-- Start of RECORDS PROVIDED --

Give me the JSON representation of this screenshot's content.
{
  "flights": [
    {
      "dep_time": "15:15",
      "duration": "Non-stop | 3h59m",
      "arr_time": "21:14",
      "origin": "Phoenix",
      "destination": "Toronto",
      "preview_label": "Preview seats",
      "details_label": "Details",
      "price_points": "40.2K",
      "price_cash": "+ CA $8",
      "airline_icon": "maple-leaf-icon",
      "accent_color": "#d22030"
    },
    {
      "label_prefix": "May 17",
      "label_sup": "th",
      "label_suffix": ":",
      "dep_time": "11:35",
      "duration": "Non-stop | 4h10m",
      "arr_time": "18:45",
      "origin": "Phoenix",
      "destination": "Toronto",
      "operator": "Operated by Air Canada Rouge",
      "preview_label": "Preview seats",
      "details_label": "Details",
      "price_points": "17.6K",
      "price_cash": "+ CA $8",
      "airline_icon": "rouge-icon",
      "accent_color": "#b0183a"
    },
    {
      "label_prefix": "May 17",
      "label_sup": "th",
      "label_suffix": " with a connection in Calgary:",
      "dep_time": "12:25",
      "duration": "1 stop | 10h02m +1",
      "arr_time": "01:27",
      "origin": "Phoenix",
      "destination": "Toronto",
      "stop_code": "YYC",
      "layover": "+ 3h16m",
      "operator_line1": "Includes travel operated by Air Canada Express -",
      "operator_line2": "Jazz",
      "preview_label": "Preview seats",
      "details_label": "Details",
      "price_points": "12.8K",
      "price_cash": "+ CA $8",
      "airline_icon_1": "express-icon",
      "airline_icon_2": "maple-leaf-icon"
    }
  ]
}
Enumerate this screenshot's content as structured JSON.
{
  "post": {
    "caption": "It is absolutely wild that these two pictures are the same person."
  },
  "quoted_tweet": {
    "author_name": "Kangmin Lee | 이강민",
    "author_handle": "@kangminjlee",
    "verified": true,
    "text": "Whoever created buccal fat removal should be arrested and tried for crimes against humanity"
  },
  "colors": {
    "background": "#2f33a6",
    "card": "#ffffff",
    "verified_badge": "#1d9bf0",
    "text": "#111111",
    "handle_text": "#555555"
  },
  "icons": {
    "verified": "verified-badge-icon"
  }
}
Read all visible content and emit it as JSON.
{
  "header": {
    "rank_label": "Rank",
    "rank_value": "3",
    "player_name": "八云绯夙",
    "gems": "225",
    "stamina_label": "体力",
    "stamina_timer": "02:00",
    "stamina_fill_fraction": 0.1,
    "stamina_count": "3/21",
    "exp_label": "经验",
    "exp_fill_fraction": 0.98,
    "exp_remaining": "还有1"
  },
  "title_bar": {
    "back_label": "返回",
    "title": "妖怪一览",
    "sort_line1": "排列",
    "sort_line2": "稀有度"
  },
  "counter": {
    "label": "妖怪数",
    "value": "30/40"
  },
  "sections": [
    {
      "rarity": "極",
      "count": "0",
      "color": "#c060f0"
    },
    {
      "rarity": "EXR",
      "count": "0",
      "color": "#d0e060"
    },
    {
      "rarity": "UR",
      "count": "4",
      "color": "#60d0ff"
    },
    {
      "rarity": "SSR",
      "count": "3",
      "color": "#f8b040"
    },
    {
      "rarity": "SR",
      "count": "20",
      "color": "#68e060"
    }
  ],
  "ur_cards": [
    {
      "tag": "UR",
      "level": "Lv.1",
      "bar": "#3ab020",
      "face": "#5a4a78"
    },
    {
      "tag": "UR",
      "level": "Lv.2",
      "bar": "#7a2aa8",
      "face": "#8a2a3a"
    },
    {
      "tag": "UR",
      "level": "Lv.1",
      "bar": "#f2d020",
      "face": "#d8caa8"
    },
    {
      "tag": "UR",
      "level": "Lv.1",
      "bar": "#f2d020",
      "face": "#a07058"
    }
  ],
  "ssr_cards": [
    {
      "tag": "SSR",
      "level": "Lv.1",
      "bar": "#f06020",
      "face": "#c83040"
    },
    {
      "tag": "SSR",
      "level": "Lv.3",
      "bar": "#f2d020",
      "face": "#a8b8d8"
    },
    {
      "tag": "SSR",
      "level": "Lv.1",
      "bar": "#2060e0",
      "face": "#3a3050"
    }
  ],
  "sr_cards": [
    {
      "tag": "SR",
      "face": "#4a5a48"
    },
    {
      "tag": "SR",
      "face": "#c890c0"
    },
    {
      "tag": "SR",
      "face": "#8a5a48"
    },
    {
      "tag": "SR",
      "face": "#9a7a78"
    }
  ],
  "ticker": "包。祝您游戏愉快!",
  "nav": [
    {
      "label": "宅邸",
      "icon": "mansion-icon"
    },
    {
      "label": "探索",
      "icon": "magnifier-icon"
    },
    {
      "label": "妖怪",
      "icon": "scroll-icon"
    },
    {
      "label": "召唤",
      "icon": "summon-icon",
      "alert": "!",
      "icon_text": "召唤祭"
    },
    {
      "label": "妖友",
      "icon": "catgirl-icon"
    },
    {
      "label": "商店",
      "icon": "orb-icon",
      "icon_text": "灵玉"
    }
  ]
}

-- End of RECORDS PROVIDED --
-- Start of RECORDS PROVIDED --

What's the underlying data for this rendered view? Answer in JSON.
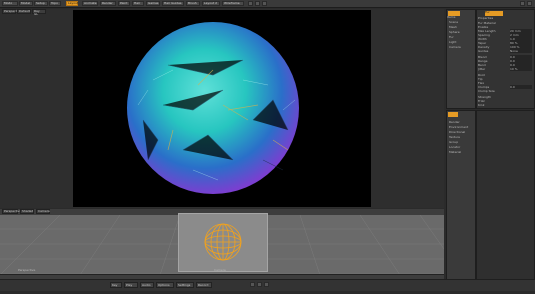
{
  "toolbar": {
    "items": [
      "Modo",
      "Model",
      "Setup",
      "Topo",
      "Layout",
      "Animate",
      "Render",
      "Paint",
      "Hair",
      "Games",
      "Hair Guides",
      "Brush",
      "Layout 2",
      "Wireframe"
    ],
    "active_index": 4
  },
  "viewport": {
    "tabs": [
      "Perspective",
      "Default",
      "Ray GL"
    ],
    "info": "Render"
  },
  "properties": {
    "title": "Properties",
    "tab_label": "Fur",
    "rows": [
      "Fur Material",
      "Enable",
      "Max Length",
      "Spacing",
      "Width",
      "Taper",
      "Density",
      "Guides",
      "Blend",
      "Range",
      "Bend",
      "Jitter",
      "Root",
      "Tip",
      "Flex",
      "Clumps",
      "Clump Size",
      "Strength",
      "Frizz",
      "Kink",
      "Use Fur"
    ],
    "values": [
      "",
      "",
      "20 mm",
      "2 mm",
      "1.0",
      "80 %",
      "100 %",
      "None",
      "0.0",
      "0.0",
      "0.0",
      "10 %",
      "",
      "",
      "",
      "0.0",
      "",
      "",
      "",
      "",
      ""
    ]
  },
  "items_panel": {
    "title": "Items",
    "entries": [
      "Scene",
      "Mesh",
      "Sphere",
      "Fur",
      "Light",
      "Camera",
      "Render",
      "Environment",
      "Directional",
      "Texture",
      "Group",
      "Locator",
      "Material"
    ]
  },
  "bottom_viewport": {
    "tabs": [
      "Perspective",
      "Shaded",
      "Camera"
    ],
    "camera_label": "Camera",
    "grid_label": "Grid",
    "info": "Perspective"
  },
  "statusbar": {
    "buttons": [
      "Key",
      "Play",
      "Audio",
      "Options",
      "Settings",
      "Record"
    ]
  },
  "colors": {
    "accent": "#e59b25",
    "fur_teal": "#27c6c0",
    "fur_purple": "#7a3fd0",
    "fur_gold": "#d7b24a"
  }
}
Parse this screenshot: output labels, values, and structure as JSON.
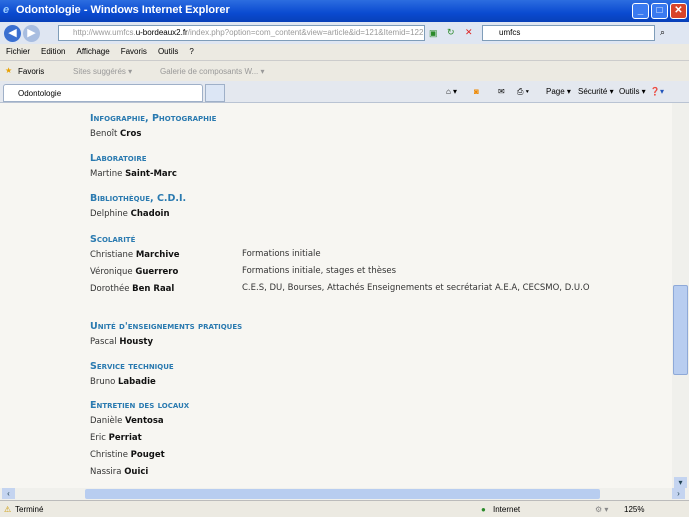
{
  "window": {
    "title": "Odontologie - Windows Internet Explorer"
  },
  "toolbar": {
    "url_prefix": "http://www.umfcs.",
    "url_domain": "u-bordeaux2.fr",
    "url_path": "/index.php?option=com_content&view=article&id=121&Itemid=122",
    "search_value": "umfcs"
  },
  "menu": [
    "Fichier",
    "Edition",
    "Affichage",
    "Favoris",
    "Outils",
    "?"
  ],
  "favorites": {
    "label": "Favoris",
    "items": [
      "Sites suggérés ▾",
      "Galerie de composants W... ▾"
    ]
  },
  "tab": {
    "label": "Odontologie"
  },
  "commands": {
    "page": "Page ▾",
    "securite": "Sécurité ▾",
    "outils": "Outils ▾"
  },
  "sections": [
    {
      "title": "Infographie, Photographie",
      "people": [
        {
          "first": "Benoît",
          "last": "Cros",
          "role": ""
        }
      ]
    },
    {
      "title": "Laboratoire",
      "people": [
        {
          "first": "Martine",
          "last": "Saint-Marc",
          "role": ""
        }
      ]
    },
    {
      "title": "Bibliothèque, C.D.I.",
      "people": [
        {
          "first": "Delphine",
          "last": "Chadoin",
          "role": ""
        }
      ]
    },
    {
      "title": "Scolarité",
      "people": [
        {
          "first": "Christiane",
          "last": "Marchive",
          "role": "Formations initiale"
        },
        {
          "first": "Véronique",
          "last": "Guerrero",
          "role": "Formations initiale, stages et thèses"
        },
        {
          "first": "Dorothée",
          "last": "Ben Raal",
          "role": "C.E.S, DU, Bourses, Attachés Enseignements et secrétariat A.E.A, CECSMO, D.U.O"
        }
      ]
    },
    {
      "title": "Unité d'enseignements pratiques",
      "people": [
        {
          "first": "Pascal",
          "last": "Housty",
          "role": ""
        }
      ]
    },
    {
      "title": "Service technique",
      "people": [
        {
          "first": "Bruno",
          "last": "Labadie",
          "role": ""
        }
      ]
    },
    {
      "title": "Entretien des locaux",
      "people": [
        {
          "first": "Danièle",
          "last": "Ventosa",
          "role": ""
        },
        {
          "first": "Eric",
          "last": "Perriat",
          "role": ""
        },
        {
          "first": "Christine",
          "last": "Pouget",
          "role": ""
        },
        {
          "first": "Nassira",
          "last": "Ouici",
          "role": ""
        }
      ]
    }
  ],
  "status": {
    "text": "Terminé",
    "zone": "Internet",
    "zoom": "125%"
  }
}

-- End of RECORDS PROVIDED --
-- Start of RECORDS PROVIDED --

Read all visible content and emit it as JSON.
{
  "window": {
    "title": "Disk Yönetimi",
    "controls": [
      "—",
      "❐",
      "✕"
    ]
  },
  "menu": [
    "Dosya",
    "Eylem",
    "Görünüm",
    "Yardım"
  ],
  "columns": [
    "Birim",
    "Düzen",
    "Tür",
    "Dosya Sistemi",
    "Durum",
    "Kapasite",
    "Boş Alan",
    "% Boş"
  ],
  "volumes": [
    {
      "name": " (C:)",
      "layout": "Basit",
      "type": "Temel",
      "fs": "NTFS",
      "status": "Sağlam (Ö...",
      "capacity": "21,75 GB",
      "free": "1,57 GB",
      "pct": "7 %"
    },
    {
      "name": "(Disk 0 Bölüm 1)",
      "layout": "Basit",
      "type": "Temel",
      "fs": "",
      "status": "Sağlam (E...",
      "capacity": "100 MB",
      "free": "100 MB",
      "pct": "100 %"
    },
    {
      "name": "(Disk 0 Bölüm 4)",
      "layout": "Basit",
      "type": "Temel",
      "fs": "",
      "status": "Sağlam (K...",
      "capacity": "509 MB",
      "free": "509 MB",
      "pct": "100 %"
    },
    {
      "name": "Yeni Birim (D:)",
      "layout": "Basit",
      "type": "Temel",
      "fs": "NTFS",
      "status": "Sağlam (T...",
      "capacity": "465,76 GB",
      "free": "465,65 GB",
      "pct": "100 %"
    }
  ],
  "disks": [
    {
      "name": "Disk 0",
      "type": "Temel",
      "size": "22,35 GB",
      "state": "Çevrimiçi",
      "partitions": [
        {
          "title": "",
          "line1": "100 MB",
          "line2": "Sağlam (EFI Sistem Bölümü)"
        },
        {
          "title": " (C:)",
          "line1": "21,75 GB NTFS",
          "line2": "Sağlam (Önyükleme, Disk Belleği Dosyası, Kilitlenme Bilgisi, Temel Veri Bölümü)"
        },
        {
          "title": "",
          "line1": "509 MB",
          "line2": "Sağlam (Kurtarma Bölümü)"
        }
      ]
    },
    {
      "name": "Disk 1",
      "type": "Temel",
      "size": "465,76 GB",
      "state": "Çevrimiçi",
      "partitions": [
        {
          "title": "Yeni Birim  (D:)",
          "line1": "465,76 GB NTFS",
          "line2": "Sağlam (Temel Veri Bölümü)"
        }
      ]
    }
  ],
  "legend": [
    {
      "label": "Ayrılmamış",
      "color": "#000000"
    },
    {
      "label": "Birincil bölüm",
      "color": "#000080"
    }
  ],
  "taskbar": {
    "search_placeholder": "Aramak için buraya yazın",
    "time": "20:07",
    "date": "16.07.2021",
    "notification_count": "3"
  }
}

-- End of RECORDS PROVIDED --

> PROBLEM
Within the listing above, copy each line that has the string "this".

> ANSWER TO THE PROBLEM
Give me the JSON representation of this screenshot's content.
Enumerate this screenshot's content as structured JSON.
What's the underlying data for this rendered view? Answer in JSON.
Parse this screenshot: output labels, values, and structure as JSON.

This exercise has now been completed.